-- begin --

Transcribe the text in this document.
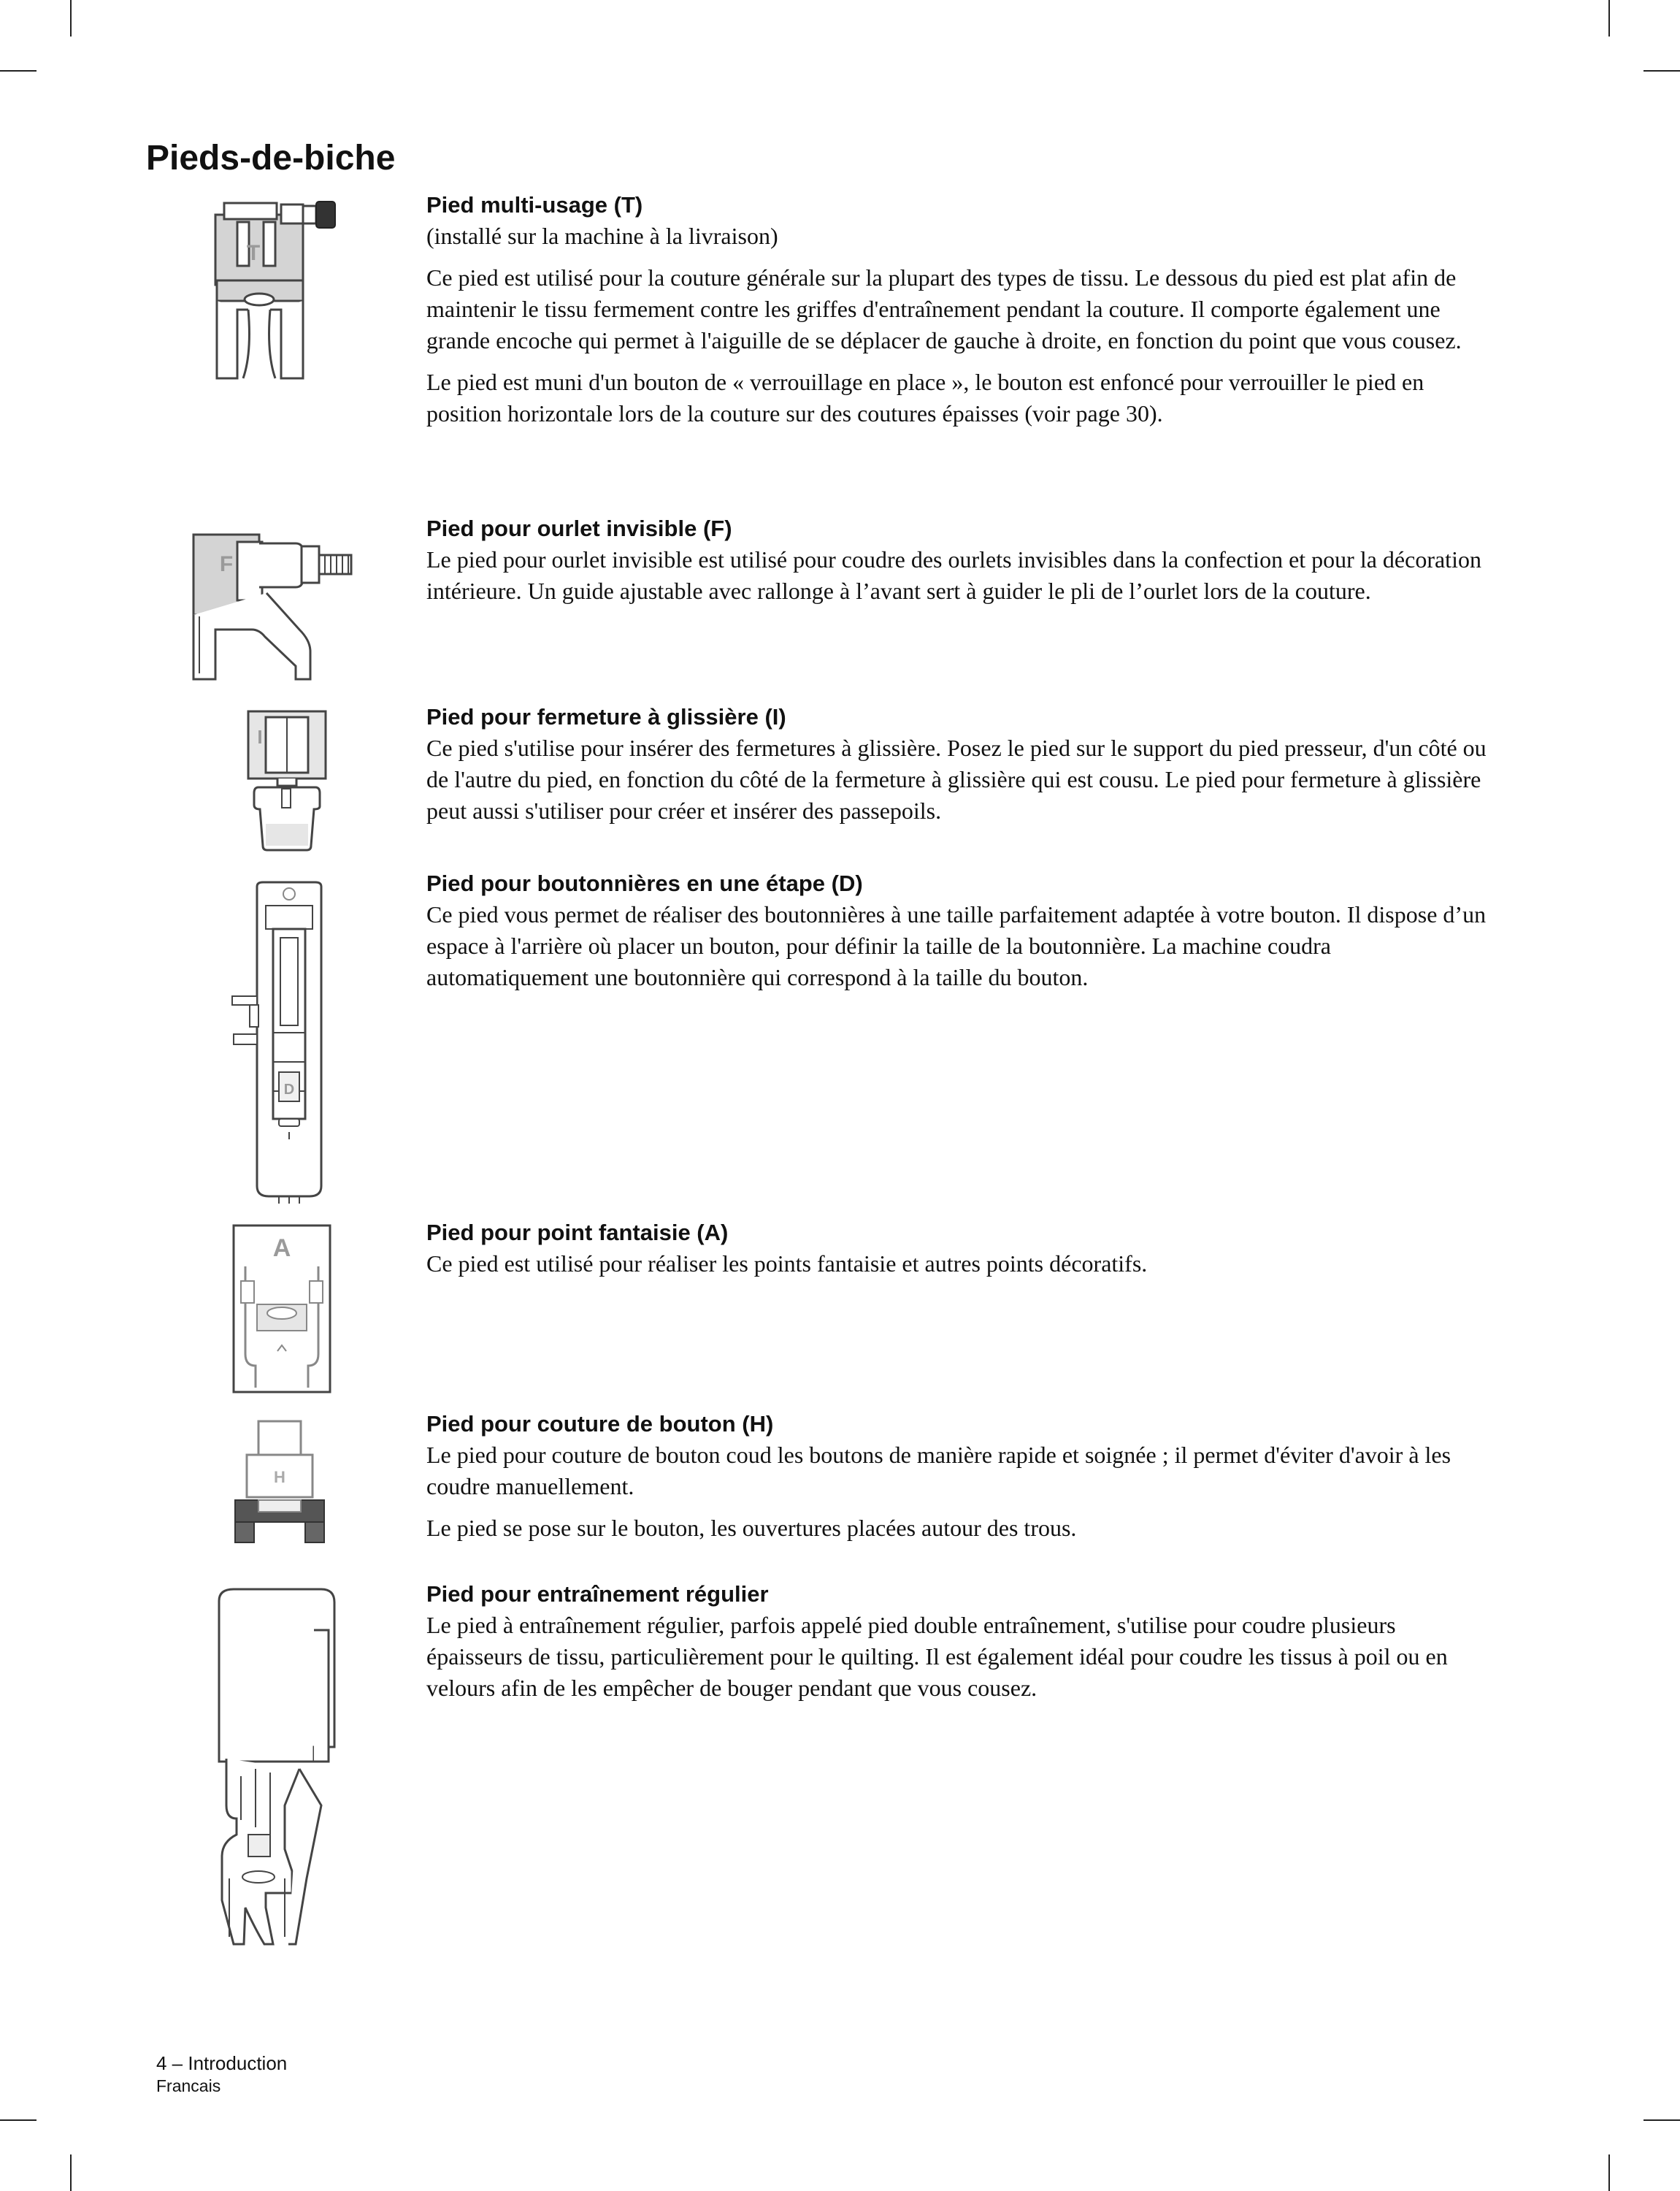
Pieds-de-biche
Pied multi-usage (T)

(installé sur la machine à la livraison)

Ce pied est utilisé pour la couture générale sur la plupart des types de tissu. Le dessous du pied est plat afin de maintenir le tissu fermement contre les griffes d'entraînement pendant la couture. Il comporte également une grande encoche qui permet à l'aiguille de se déplacer de gauche à droite, en fonction du point que vous cousez.

Le pied est muni d'un bouton de « verrouillage en place », le bouton est enfoncé pour verrouiller le pied en position horizontale lors de la couture sur des coutures épaisses (voir page 30).

T
Pied pour ourlet invisible (F)

Le pied pour ourlet invisible est utilisé pour coudre des ourlets invisibles dans la confection et pour la décoration intérieure. Un guide ajustable avec rallonge à l’avant sert à guider le pli de l’ourlet lors de la couture.

F
Pied pour fermeture à glissière (I)

Ce pied s'utilise pour insérer des fermetures à glissière. Posez le pied sur le support du pied presseur, d'un côté ou de l'autre du pied, en fonction du côté de la fermeture à glissière qui est cousu. Le pied pour fermeture à glissière peut aussi s'utiliser pour créer et insérer des passepoils.

I
Pied pour boutonnières en une étape (D)

Ce pied vous permet de réaliser des boutonnières à une taille parfaitement adaptée à votre bouton. Il dispose d’un espace à l'arrière où placer un bouton, pour définir la taille de la boutonnière. La machine coudra automatiquement une boutonnière qui correspond à la taille du bouton.

D
Pied pour point fantaisie (A)

Ce pied est utilisé pour réaliser les points fantaisie et autres points décoratifs.

A
Pied pour couture de bouton (H)

Le pied pour couture de bouton coud les boutons de manière rapide et soignée ; il permet d'éviter d'avoir à les coudre manuellement.

Le pied se pose sur le bouton, les ouvertures placées autour des trous.

H
Pied pour entraînement régulier

Le pied à entraînement régulier, parfois appelé pied double entraînement, s'utilise pour coudre plusieurs épaisseurs de tissu, particulièrement pour le quilting. Il est également idéal pour coudre les tissus à poil ou en velours afin de les empêcher de bouger pendant que vous cousez.

4 – Introduction
Francais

-- end --

▸ What to work on
Looking at the entries above, state how many lines contain "fermeture"; give the number alone.

▸ Exercise response
2